* [Given task]
Report each line of the material below that contains the string "手动操作器", matching case exactly.

────────────────────

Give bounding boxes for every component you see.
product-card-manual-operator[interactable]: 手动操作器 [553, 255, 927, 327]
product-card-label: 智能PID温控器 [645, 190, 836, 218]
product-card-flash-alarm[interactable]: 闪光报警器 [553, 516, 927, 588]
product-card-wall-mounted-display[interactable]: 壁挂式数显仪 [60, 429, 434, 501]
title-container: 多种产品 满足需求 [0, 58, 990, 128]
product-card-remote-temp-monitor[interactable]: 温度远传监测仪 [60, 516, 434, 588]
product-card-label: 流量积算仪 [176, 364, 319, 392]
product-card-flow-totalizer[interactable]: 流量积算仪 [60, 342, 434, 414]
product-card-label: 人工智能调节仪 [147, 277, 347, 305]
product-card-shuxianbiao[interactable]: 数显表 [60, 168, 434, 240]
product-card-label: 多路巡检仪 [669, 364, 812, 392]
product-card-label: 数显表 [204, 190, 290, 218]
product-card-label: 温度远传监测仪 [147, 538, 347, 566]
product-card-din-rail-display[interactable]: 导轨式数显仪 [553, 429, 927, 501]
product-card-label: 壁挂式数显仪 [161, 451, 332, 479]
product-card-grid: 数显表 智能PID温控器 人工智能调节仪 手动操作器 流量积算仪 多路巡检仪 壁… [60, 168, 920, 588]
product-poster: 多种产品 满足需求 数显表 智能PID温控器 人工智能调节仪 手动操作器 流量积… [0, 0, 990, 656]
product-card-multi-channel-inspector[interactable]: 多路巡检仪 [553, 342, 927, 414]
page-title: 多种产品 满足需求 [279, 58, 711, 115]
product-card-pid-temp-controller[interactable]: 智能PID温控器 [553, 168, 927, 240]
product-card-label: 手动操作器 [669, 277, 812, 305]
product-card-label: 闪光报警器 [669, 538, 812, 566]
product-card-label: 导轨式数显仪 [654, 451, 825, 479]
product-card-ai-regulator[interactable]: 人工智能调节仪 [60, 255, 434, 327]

────────────────────

* [Expected output]
product-card-manual-operator[interactable]: 手动操作器 [553, 255, 927, 327]
product-card-grid: 数显表 智能PID温控器 人工智能调节仪 手动操作器 流量积算仪 多路巡检仪 壁… [60, 168, 920, 588]
product-poster: 多种产品 满足需求 数显表 智能PID温控器 人工智能调节仪 手动操作器 流量积… [0, 0, 990, 656]
product-card-label: 手动操作器 [669, 277, 812, 305]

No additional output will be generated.